● What is expected
The entire listing below is to be written out exactly, minus the pictures.

════════════════

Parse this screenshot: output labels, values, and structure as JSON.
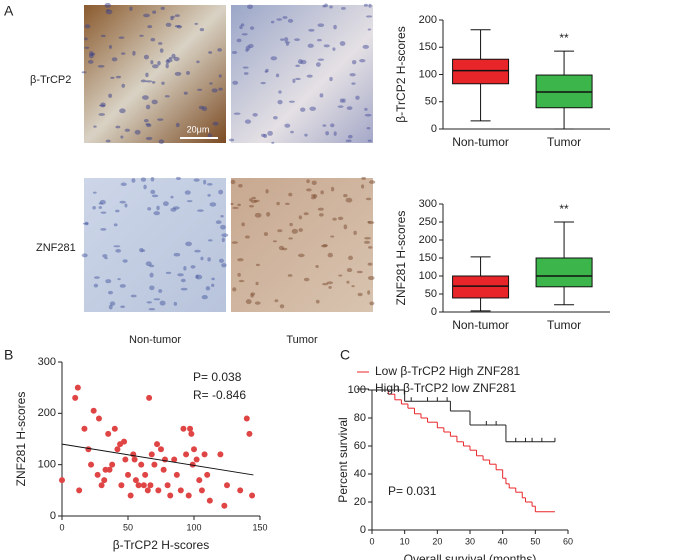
{
  "figure": {
    "panel_a": "A",
    "panel_b": "B",
    "panel_c": "C",
    "row_1": "β-TrCP2",
    "row_2": "ZNF281",
    "col_1": "Non-tumor",
    "col_2": "Tumor",
    "scale_bar": "20μm"
  },
  "chart_data": [
    {
      "type": "box",
      "ylabel": "β-TrCP2 H-scores",
      "categories": [
        "Non-tumor",
        "Tumor"
      ],
      "annotation": "**",
      "boxes": [
        {
          "min": 15,
          "q1": 83,
          "median": 107,
          "q3": 128,
          "max": 182,
          "color": "#e8262a"
        },
        {
          "min": 0,
          "q1": 39,
          "median": 68,
          "q3": 99,
          "max": 143,
          "color": "#3cb54a"
        }
      ],
      "ylim": [
        0,
        200
      ],
      "yticks": [
        0,
        50,
        100,
        150,
        200
      ]
    },
    {
      "type": "box",
      "ylabel": "ZNF281 H-scores",
      "categories": [
        "Non-tumor",
        "Tumor"
      ],
      "annotation": "**",
      "boxes": [
        {
          "min": 3,
          "q1": 39,
          "median": 72,
          "q3": 100,
          "max": 153,
          "color": "#e8262a"
        },
        {
          "min": 20,
          "q1": 70,
          "median": 100,
          "q3": 150,
          "max": 250,
          "color": "#3cb54a"
        }
      ],
      "ylim": [
        0,
        300
      ],
      "yticks": [
        0,
        50,
        100,
        150,
        200,
        250,
        300
      ]
    },
    {
      "type": "scatter",
      "xlabel": "β-TrCP2 H-scores",
      "ylabel": "ZNF281 H-scores",
      "color": "#e04545",
      "annotations": [
        "P= 0.038",
        "R= -0.846"
      ],
      "x": [
        0,
        10,
        12,
        13,
        17,
        20,
        22,
        24,
        27,
        28,
        30,
        32,
        33,
        35,
        36,
        38,
        40,
        42,
        44,
        45,
        47,
        48,
        50,
        52,
        54,
        55,
        56,
        58,
        60,
        62,
        63,
        65,
        66,
        67,
        68,
        70,
        72,
        73,
        75,
        77,
        78,
        80,
        82,
        85,
        87,
        90,
        92,
        94,
        96,
        97,
        98,
        99,
        100,
        102,
        104,
        106,
        108,
        110,
        112,
        120,
        123,
        125,
        135,
        140,
        142,
        144
      ],
      "values": [
        70,
        230,
        250,
        50,
        170,
        130,
        100,
        205,
        80,
        190,
        60,
        70,
        90,
        160,
        90,
        100,
        170,
        130,
        140,
        60,
        145,
        110,
        80,
        40,
        120,
        110,
        70,
        60,
        100,
        60,
        80,
        50,
        230,
        60,
        120,
        100,
        140,
        50,
        130,
        90,
        110,
        60,
        40,
        110,
        80,
        50,
        170,
        120,
        40,
        170,
        160,
        100,
        130,
        110,
        70,
        50,
        120,
        80,
        30,
        120,
        20,
        60,
        50,
        190,
        160,
        40
      ],
      "fit_line": {
        "x": [
          0,
          145
        ],
        "y": [
          140,
          80
        ]
      },
      "xlim": [
        0,
        150
      ],
      "xticks": [
        0,
        50,
        100,
        150
      ],
      "ylim": [
        0,
        300
      ],
      "yticks": [
        0,
        100,
        200,
        300
      ]
    },
    {
      "type": "survival",
      "xlabel": "Overall survival (months)",
      "ylabel": "Percent survival",
      "annotation": "P= 0.031",
      "series": [
        {
          "name": "Low β-TrCP2 High ZNF281",
          "color": "#e8262a",
          "x": [
            0,
            5,
            7,
            9,
            11,
            13,
            15,
            17,
            20,
            22,
            24,
            26,
            28,
            30,
            32,
            34,
            36,
            38,
            40,
            41,
            42,
            44,
            46,
            47,
            49,
            50,
            56
          ],
          "values": [
            100,
            97,
            93,
            90,
            87,
            83,
            80,
            77,
            73,
            70,
            67,
            63,
            60,
            57,
            53,
            50,
            47,
            43,
            37,
            33,
            30,
            27,
            23,
            20,
            17,
            13,
            13
          ],
          "censor_x": [],
          "censor_y": []
        },
        {
          "name": "High β-TrCP2 low ZNF281",
          "color": "#222222",
          "x": [
            0,
            10,
            24,
            30,
            41,
            56
          ],
          "values": [
            100,
            92,
            85,
            75,
            63,
            63
          ],
          "censor_x": [
            8,
            12,
            17,
            20,
            23,
            35,
            38,
            44,
            47,
            49,
            52,
            56
          ],
          "censor_y": [
            100,
            92,
            92,
            92,
            92,
            75,
            75,
            63,
            63,
            63,
            63,
            63
          ]
        }
      ],
      "xlim": [
        0,
        60
      ],
      "xticks": [
        0,
        10,
        20,
        30,
        40,
        50,
        60
      ],
      "ylim": [
        0,
        100
      ],
      "yticks": [
        0,
        20,
        40,
        60,
        80,
        100
      ]
    }
  ]
}
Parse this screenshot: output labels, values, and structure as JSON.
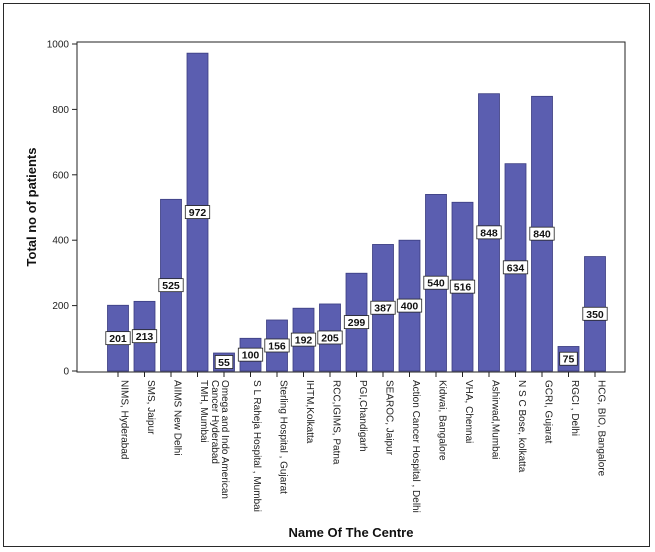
{
  "chart_data": {
    "type": "bar",
    "title": "",
    "xlabel": "Name Of The Centre",
    "ylabel": "Total no of patients",
    "ylim": [
      0,
      1000
    ],
    "yticks": [
      0,
      200,
      400,
      600,
      800,
      1000
    ],
    "grid": false,
    "bar_color": "#5b5eb0",
    "categories": [
      "NIMS, Hyderabad",
      "SMS, Jaipur",
      "AIIMS New Delhi",
      "TMH, Mumbai",
      "Omega and Indo American Cancer Hyderabad",
      "S L Raheja Hospital , Mumbai",
      "Sterling Hospital , Gujarat",
      "IHTM,Kolkatta",
      "RCC,IGIMS, Patna",
      "PGI,Chandigarh",
      "SEAROC, Jaipur",
      "Action Cancer Hospital , Delhi",
      "Kidwai, Bangalore",
      "VHA, Chennai",
      "Ashirwad,Mumbai",
      "N S C Bose, kolkatta",
      "GCRI, Gujarat",
      "RGCI , Delhi",
      "HCG, BIO, Bangalore"
    ],
    "values": [
      201,
      213,
      525,
      972,
      55,
      100,
      156,
      192,
      205,
      299,
      387,
      400,
      540,
      516,
      848,
      634,
      840,
      75,
      350
    ]
  }
}
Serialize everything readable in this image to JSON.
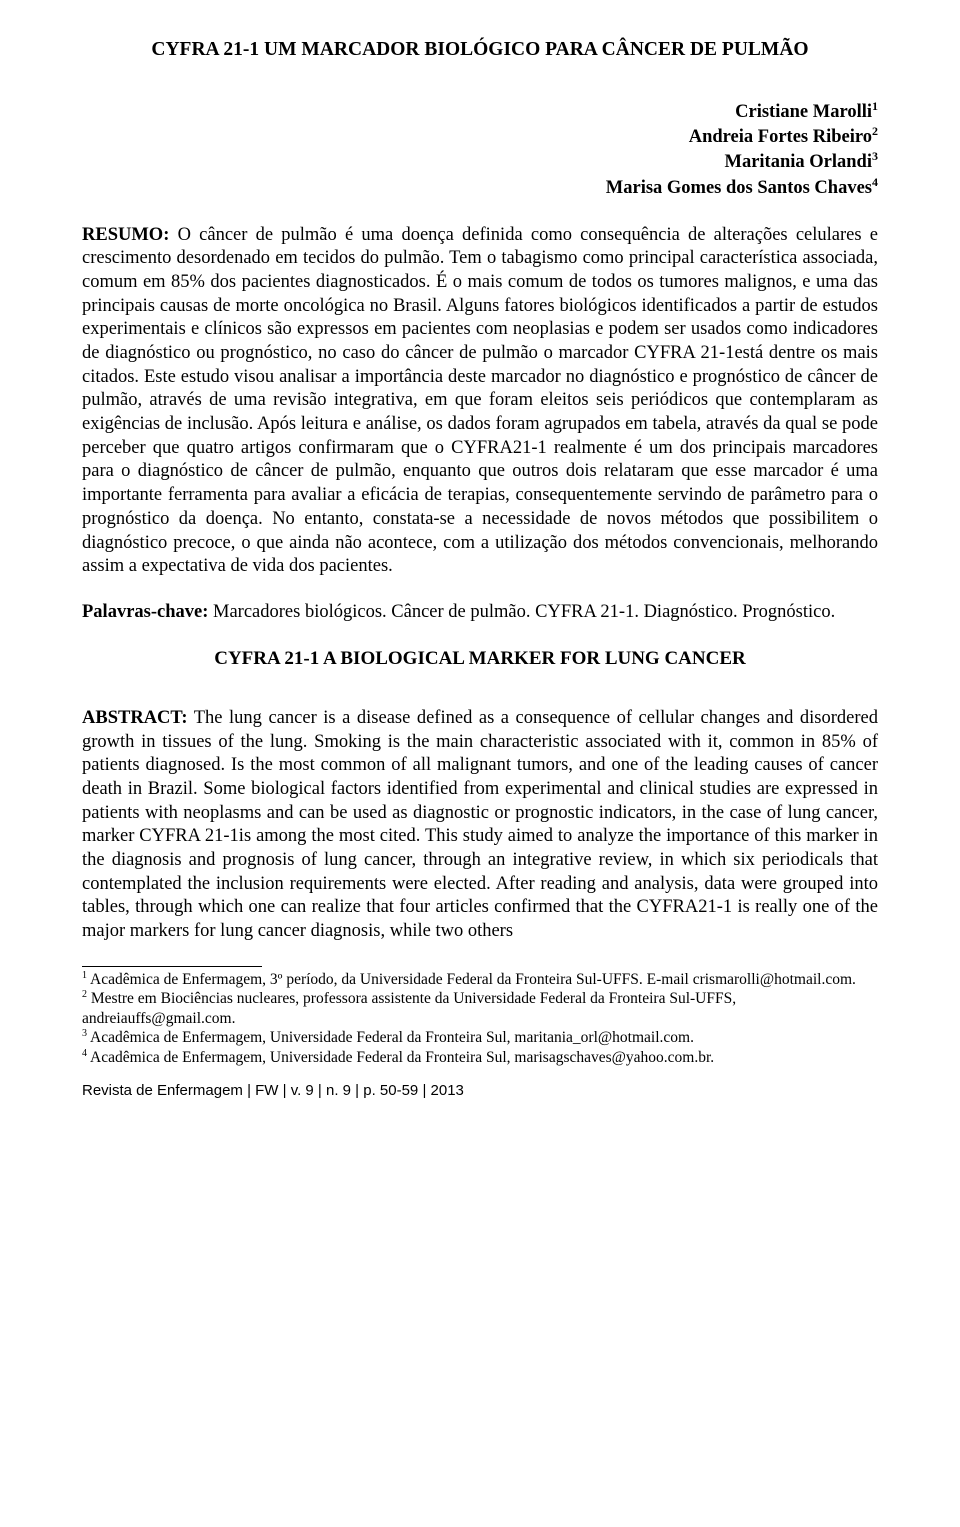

════════════════

● Response to the task
Parse this screenshot: output labels, values, and structure as JSON.
{
  "figure": {
    "panel_a": "A",
    "panel_b": "B",
    "panel_c": "C",
    "row_1": "β-TrCP2",
    "row_2": "ZNF281",
    "col_1": "Non-tumor",
    "col_2": "Tumor",
    "scale_bar": "20μm"
  },
  "chart_data": [
    {
      "type": "box",
      "ylabel": "β-TrCP2 H-scores",
      "categories": [
        "Non-tumor",
        "Tumor"
      ],
      "annotation": "**",
      "boxes": [
        {
          "min": 15,
          "q1": 83,
          "median": 107,
          "q3": 128,
          "max": 182,
          "color": "#e8262a"
        },
        {
          "min": 0,
          "q1": 39,
          "median": 68,
          "q3": 99,
          "max": 143,
          "color": "#3cb54a"
        }
      ],
      "ylim": [
        0,
        200
      ],
      "yticks": [
        0,
        50,
        100,
        150,
        200
      ]
    },
    {
      "type": "box",
      "ylabel": "ZNF281 H-scores",
      "categories": [
        "Non-tumor",
        "Tumor"
      ],
      "annotation": "**",
      "boxes": [
        {
          "min": 3,
          "q1": 39,
          "median": 72,
          "q3": 100,
          "max": 153,
          "color": "#e8262a"
        },
        {
          "min": 20,
          "q1": 70,
          "median": 100,
          "q3": 150,
          "max": 250,
          "color": "#3cb54a"
        }
      ],
      "ylim": [
        0,
        300
      ],
      "yticks": [
        0,
        50,
        100,
        150,
        200,
        250,
        300
      ]
    },
    {
      "type": "scatter",
      "xlabel": "β-TrCP2 H-scores",
      "ylabel": "ZNF281 H-scores",
      "color": "#e04545",
      "annotations": [
        "P= 0.038",
        "R= -0.846"
      ],
      "x": [
        0,
        10,
        12,
        13,
        17,
        20,
        22,
        24,
        27,
        28,
        30,
        32,
        33,
        35,
        36,
        38,
        40,
        42,
        44,
        45,
        47,
        48,
        50,
        52,
        54,
        55,
        56,
        58,
        60,
        62,
        63,
        65,
        66,
        67,
        68,
        70,
        72,
        73,
        75,
        77,
        78,
        80,
        82,
        85,
        87,
        90,
        92,
        94,
        96,
        97,
        98,
        99,
        100,
        102,
        104,
        106,
        108,
        110,
        112,
        120,
        123,
        125,
        135,
        140,
        142,
        144
      ],
      "values": [
        70,
        230,
        250,
        50,
        170,
        130,
        100,
        205,
        80,
        190,
        60,
        70,
        90,
        160,
        90,
        100,
        170,
        130,
        140,
        60,
        145,
        110,
        80,
        40,
        120,
        110,
        70,
        60,
        100,
        60,
        80,
        50,
        230,
        60,
        120,
        100,
        140,
        50,
        130,
        90,
        110,
        60,
        40,
        110,
        80,
        50,
        170,
        120,
        40,
        170,
        160,
        100,
        130,
        110,
        70,
        50,
        120,
        80,
        30,
        120,
        20,
        60,
        50,
        190,
        160,
        40
      ],
      "fit_line": {
        "x": [
          0,
          145
        ],
        "y": [
          140,
          80
        ]
      },
      "xlim": [
        0,
        150
      ],
      "xticks": [
        0,
        50,
        100,
        150
      ],
      "ylim": [
        0,
        300
      ],
      "yticks": [
        0,
        100,
        200,
        300
      ]
    },
    {
      "type": "survival",
      "xlabel": "Overall survival (months)",
      "ylabel": "Percent survival",
      "annotation": "P= 0.031",
      "series": [
        {
          "name": "Low β-TrCP2 High ZNF281",
          "color": "#e8262a",
          "x": [
            0,
            5,
            7,
            9,
            11,
            13,
            15,
            17,
            20,
            22,
            24,
            26,
            28,
            30,
            32,
            34,
            36,
            38,
            40,
            41,
            42,
            44,
            46,
            47,
            49,
            50,
            56
          ],
          "values": [
            100,
            97,
            93,
            90,
            87,
            83,
            80,
            77,
            73,
            70,
            67,
            63,
            60,
            57,
            53,
            50,
            47,
            43,
            37,
            33,
            30,
            27,
            23,
            20,
            17,
            13,
            13
          ],
          "censor_x": [],
          "censor_y": []
        },
        {
          "name": "High β-TrCP2 low ZNF281",
          "color": "#222222",
          "x": [
            0,
            10,
            24,
            30,
            41,
            56
          ],
          "values": [
            100,
            92,
            85,
            75,
            63,
            63
          ],
          "censor_x": [
            8,
            12,
            17,
            20,
            23,
            35,
            38,
            44,
            47,
            49,
            52,
            56
          ],
          "censor_y": [
            100,
            92,
            92,
            92,
            92,
            75,
            75,
            63,
            63,
            63,
            63,
            63
          ]
        }
      ],
      "xlim": [
        0,
        60
      ],
      "xticks": [
        0,
        10,
        20,
        30,
        40,
        50,
        60
      ],
      "ylim": [
        0,
        100
      ],
      "yticks": [
        0,
        20,
        40,
        60,
        80,
        100
      ]
    }
  ]
}
Parse this screenshot: output labels, values, and structure as JSON.
{
  "chart_data": {
    "type": "bar",
    "title": "",
    "xlabel": "Name Of The Centre",
    "ylabel": "Total no of patients",
    "ylim": [
      0,
      1000
    ],
    "yticks": [
      0,
      200,
      400,
      600,
      800,
      1000
    ],
    "grid": false,
    "bar_color": "#5b5eb0",
    "categories": [
      "NIMS, Hyderabad",
      "SMS, Jaipur",
      "AIIMS New Delhi",
      "TMH, Mumbai",
      "Omega and Indo American Cancer Hyderabad",
      "S L Raheja Hospital , Mumbai",
      "Sterling Hospital , Gujarat",
      "IHTM,Kolkatta",
      "RCC,IGIMS, Patna",
      "PGI,Chandigarh",
      "SEAROC, Jaipur",
      "Action Cancer Hospital , Delhi",
      "Kidwai, Bangalore",
      "VHA, Chennai",
      "Ashirwad,Mumbai",
      "N S C Bose, kolkatta",
      "GCRI, Gujarat",
      "RGCI , Delhi",
      "HCG, BIO, Bangalore"
    ],
    "values": [
      201,
      213,
      525,
      972,
      55,
      100,
      156,
      192,
      205,
      299,
      387,
      400,
      540,
      516,
      848,
      634,
      840,
      75,
      350
    ]
  }
}
Serialize everything readable in this image to JSON.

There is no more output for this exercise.